Stored dataset items
>>

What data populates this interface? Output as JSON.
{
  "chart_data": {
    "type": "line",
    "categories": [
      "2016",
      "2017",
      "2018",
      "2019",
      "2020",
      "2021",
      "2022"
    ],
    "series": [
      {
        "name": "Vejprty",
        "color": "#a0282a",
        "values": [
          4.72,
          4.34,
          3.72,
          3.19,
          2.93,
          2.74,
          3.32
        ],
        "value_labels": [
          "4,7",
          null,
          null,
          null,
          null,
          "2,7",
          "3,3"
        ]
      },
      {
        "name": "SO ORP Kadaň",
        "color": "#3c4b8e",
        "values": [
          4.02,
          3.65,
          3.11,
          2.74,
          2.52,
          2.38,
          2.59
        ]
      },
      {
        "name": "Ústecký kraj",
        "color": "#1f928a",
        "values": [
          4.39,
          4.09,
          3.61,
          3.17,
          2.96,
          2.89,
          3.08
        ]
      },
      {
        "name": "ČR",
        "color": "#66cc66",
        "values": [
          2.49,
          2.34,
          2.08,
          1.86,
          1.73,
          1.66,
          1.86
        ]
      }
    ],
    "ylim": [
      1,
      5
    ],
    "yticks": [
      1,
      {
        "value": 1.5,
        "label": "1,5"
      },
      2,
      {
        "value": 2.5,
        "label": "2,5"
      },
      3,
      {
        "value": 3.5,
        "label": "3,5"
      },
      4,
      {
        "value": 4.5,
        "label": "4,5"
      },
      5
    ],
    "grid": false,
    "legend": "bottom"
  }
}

<<

Collect every line from the records above that contains the word "name".

- TASK RESPONSE
        "name": "Vejprty",
        "name": "SO ORP Kadaň",
        "name": "Ústecký kraj",
        "name": "ČR",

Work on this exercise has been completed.